◆ EXERCISE DETAILS ◆
Select from the data all lines with the word "mind".

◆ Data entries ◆

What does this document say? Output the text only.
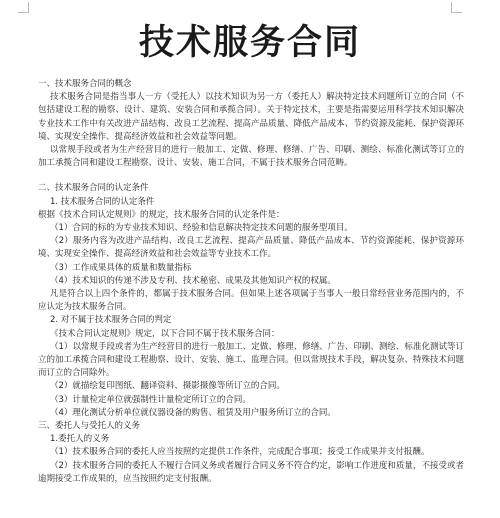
技术服务合同

一、技术服务合同的概念

技术服务合同是指当事人一方（受托人）以技术知识为另一方（委托人）解决特定技术问题所订立的合同（不包括建设工程的勘察、设计、建筑、安装合同和承揽合同）。关于特定技术，主要是指需要运用科学技术知识解决专业技术工作中有关改进产品结构、改良工艺流程、提高产品质量、降低产品成本、节约资源及能耗、保护资源环境、实现安全操作、提高经济效益和社会效益等问题。

以常规手段或者为生产经营目的进行一般加工、定做、修理、修缮、广告、印刷、测绘、标准化测试等订立的加工承揽合同和建设工程勘察、设计、安装、施工合同，不属于技术服务合同范畴。

二、技术服务合同的认定条件

1. 技术服务合同的认定条件

根据《技术合同认定规则》的规定，技术服务合同的认定条件是：

（1）合同的标的为专业技术知识、经验和信息解决特定技术问题的服务型项目。

（2）服务内容为改进产品结构、改良工艺流程、提高产品质量、降低产品成本、节约资源能耗、保护资源环境、实现安全操作、提高经济效益和社会效益等专业技术工作。

（3）工作成果具体的质量和数量指标

（4）技术知识的传递不涉及专利、技术秘密、成果及其他知识产权的权属。

凡是符合以上四个条件的，都属于技术服务合同。但如果上述各项属于当事人一般日常经营业务范围内的，不应认定为技术服务合同。

2. 对不属于技术服务合同的判定

《技术合同认定规则》规定，以下合同不属于技术服务合同：

（1）以常规手段或者为生产经营目的进行一般加工、定做、修理、修缮、广告、印刷、测绘、标准化测试等订立的加工承揽合同和建设工程勘察、设计、安装、施工、监理合同。但以常规技术手段，解决复杂、特殊技术问题而订立的合同除外。

（2）就描绘复印图纸、翻译资料、摄影摄像等所订立的合同。

（3）计量检定单位就强制性计量检定所订立的合同。

（4）理化测试分析单位就仪器设备的购售、租赁及用户服务所订立的合同。

三、委托人与受托人的义务

1.委托人的义务

（1）技术服务合同的委托人应当按照约定提供工作条件，完成配合事项；接受工作成果并支付报酬。

（2）技术服务合同的委托人不履行合同义务或者履行合同义务不符合约定，影响工作进度和质量，不接受或者逾期接受工作成果的，应当按照约定支付报酬。
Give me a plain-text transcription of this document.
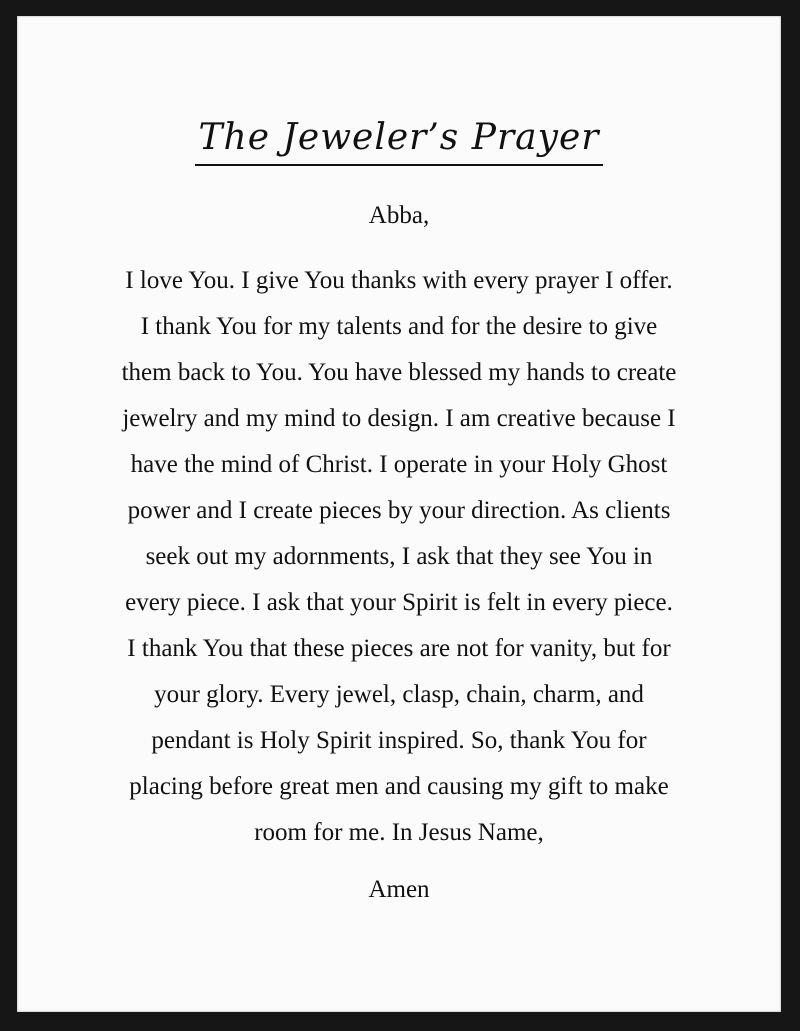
The Jeweler’s Prayer
Abba,
I love You. I give You thanks with every prayer I offer.
I thank You for my talents and for the desire to give
them back to You. You have blessed my hands to create
jewelry and my mind to design. I am creative because I
have the mind of Christ. I operate in your Holy Ghost
power and I create pieces by your direction. As clients
seek out my adornments, I ask that they see You in
every piece. I ask that your Spirit is felt in every piece.
I thank You that these pieces are not for vanity, but for
your glory. Every jewel, clasp, chain, charm, and
pendant is Holy Spirit inspired. So, thank You for
placing before great men and causing my gift to make
room for me. In Jesus Name,
Amen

◆ RESPONSE TO THE TASK ◆
jewelry and my mind to design. I am creative because I
have the mind of Christ. I operate in your Holy Ghost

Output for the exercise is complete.